### TASK TO CARRY OUT
Write out the records again, exactly, leaving none out.

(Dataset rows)
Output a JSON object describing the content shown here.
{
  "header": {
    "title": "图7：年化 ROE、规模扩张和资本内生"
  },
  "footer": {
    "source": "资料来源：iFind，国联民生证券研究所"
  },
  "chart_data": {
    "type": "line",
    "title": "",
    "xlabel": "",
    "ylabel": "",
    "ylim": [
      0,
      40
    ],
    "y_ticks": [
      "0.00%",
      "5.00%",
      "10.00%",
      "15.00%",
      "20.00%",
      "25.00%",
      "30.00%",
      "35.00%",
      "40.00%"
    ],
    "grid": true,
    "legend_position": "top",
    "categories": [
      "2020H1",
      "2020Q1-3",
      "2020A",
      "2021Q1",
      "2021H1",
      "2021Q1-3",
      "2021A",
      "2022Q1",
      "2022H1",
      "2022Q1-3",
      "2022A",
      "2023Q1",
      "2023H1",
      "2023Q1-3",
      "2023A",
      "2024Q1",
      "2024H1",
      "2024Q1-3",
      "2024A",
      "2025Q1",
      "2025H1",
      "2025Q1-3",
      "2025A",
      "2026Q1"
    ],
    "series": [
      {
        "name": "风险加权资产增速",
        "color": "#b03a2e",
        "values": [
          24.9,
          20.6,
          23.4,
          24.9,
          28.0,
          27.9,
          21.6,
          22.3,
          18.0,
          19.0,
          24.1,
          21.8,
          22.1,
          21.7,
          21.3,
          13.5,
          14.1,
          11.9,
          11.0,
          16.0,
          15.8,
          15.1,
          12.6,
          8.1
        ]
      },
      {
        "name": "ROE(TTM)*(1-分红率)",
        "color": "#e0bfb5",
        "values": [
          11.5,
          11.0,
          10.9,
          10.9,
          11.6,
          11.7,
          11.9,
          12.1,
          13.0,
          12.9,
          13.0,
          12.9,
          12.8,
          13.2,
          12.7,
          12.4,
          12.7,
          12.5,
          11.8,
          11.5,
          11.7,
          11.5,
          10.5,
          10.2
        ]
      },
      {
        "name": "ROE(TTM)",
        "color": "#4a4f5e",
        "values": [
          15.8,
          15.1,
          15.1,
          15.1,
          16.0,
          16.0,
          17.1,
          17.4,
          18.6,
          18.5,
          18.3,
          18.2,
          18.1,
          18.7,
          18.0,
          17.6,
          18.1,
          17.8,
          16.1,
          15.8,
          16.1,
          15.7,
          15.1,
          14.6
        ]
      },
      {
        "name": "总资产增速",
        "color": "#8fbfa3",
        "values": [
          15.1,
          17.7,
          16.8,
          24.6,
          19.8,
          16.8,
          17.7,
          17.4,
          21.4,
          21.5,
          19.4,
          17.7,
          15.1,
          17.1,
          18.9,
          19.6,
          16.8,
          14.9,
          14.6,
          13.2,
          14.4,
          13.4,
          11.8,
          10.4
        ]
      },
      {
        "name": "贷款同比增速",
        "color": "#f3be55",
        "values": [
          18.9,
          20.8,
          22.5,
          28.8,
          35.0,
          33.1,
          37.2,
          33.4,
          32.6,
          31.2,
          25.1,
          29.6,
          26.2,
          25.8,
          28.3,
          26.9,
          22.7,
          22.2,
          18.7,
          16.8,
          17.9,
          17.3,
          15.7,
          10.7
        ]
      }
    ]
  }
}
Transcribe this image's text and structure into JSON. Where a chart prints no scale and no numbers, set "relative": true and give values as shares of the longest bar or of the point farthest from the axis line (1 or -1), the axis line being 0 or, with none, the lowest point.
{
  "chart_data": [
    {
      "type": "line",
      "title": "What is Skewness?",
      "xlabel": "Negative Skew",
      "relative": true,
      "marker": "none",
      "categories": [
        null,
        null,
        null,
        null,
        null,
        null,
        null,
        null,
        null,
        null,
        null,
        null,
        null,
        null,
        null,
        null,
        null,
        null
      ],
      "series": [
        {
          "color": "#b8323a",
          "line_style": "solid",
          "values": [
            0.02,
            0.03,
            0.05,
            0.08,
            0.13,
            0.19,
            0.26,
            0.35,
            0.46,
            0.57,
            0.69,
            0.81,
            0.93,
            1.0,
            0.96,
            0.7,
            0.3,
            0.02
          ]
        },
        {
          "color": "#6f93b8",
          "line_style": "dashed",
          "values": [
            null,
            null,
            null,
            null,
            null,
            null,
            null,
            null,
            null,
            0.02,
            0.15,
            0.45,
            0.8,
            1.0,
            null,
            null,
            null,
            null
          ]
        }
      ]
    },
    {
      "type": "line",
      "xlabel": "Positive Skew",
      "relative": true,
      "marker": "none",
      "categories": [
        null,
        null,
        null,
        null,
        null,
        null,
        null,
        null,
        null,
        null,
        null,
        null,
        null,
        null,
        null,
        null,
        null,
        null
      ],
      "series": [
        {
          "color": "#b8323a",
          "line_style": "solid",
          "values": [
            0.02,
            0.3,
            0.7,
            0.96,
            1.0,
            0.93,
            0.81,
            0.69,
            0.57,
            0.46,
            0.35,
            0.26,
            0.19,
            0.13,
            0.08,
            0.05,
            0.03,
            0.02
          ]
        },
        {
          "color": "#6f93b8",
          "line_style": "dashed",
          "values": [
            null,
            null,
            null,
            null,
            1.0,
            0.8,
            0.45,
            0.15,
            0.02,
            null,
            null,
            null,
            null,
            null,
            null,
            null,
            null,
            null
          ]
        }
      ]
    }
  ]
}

### FINAL RESULT
Output a JSON object describing the content shown here.
{
  "header": {
    "title": "图7：年化 ROE、规模扩张和资本内生"
  },
  "footer": {
    "source": "资料来源：iFind，国联民生证券研究所"
  },
  "chart_data": {
    "type": "line",
    "title": "",
    "xlabel": "",
    "ylabel": "",
    "ylim": [
      0,
      40
    ],
    "y_ticks": [
      "0.00%",
      "5.00%",
      "10.00%",
      "15.00%",
      "20.00%",
      "25.00%",
      "30.00%",
      "35.00%",
      "40.00%"
    ],
    "grid": true,
    "legend_position": "top",
    "categories": [
      "2020H1",
      "2020Q1-3",
      "2020A",
      "2021Q1",
      "2021H1",
      "2021Q1-3",
      "2021A",
      "2022Q1",
      "2022H1",
      "2022Q1-3",
      "2022A",
      "2023Q1",
      "2023H1",
      "2023Q1-3",
      "2023A",
      "2024Q1",
      "2024H1",
      "2024Q1-3",
      "2024A",
      "2025Q1",
      "2025H1",
      "2025Q1-3",
      "2025A",
      "2026Q1"
    ],
    "series": [
      {
        "name": "风险加权资产增速",
        "color": "#b03a2e",
        "values": [
          24.9,
          20.6,
          23.4,
          24.9,
          28.0,
          27.9,
          21.6,
          22.3,
          18.0,
          19.0,
          24.1,
          21.8,
          22.1,
          21.7,
          21.3,
          13.5,
          14.1,
          11.9,
          11.0,
          16.0,
          15.8,
          15.1,
          12.6,
          8.1
        ]
      },
      {
        "name": "ROE(TTM)*(1-分红率)",
        "color": "#e0bfb5",
        "values": [
          11.5,
          11.0,
          10.9,
          10.9,
          11.6,
          11.7,
          11.9,
          12.1,
          13.0,
          12.9,
          13.0,
          12.9,
          12.8,
          13.2,
          12.7,
          12.4,
          12.7,
          12.5,
          11.8,
          11.5,
          11.7,
          11.5,
          10.5,
          10.2
        ]
      },
      {
        "name": "ROE(TTM)",
        "color": "#4a4f5e",
        "values": [
          15.8,
          15.1,
          15.1,
          15.1,
          16.0,
          16.0,
          17.1,
          17.4,
          18.6,
          18.5,
          18.3,
          18.2,
          18.1,
          18.7,
          18.0,
          17.6,
          18.1,
          17.8,
          16.1,
          15.8,
          16.1,
          15.7,
          15.1,
          14.6
        ]
      },
      {
        "name": "总资产增速",
        "color": "#8fbfa3",
        "values": [
          15.1,
          17.7,
          16.8,
          24.6,
          19.8,
          16.8,
          17.7,
          17.4,
          21.4,
          21.5,
          19.4,
          17.7,
          15.1,
          17.1,
          18.9,
          19.6,
          16.8,
          14.9,
          14.6,
          13.2,
          14.4,
          13.4,
          11.8,
          10.4
        ]
      },
      {
        "name": "贷款同比增速",
        "color": "#f3be55",
        "values": [
          18.9,
          20.8,
          22.5,
          28.8,
          35.0,
          33.1,
          37.2,
          33.4,
          32.6,
          31.2,
          25.1,
          29.6,
          26.2,
          25.8,
          28.3,
          26.9,
          22.7,
          22.2,
          18.7,
          16.8,
          17.9,
          17.3,
          15.7,
          10.7
        ]
      }
    ]
  }
}
Transcribe this image's text and structure into JSON. Where a chart prints no scale and no numbers, set "relative": true and give values as shares of the longest bar or of the point farthest from the axis line (1 or -1), the axis line being 0 or, with none, the lowest point.
{
  "chart_data": [
    {
      "type": "line",
      "title": "What is Skewness?",
      "xlabel": "Negative Skew",
      "relative": true,
      "marker": "none",
      "categories": [
        null,
        null,
        null,
        null,
        null,
        null,
        null,
        null,
        null,
        null,
        null,
        null,
        null,
        null,
        null,
        null,
        null,
        null
      ],
      "series": [
        {
          "color": "#b8323a",
          "line_style": "solid",
          "values": [
            0.02,
            0.03,
            0.05,
            0.08,
            0.13,
            0.19,
            0.26,
            0.35,
            0.46,
            0.57,
            0.69,
            0.81,
            0.93,
            1.0,
            0.96,
            0.7,
            0.3,
            0.02
          ]
        },
        {
          "color": "#6f93b8",
          "line_style": "dashed",
          "values": [
            null,
            null,
            null,
            null,
            null,
            null,
            null,
            null,
            null,
            0.02,
            0.15,
            0.45,
            0.8,
            1.0,
            null,
            null,
            null,
            null
          ]
        }
      ]
    },
    {
      "type": "line",
      "xlabel": "Positive Skew",
      "relative": true,
      "marker": "none",
      "categories": [
        null,
        null,
        null,
        null,
        null,
        null,
        null,
        null,
        null,
        null,
        null,
        null,
        null,
        null,
        null,
        null,
        null,
        null
      ],
      "series": [
        {
          "color": "#b8323a",
          "line_style": "solid",
          "values": [
            0.02,
            0.3,
            0.7,
            0.96,
            1.0,
            0.93,
            0.81,
            0.69,
            0.57,
            0.46,
            0.35,
            0.26,
            0.19,
            0.13,
            0.08,
            0.05,
            0.03,
            0.02
          ]
        },
        {
          "color": "#6f93b8",
          "line_style": "dashed",
          "values": [
            null,
            null,
            null,
            null,
            1.0,
            0.8,
            0.45,
            0.15,
            0.02,
            null,
            null,
            null,
            null,
            null,
            null,
            null,
            null,
            null
          ]
        }
      ]
    }
  ]
}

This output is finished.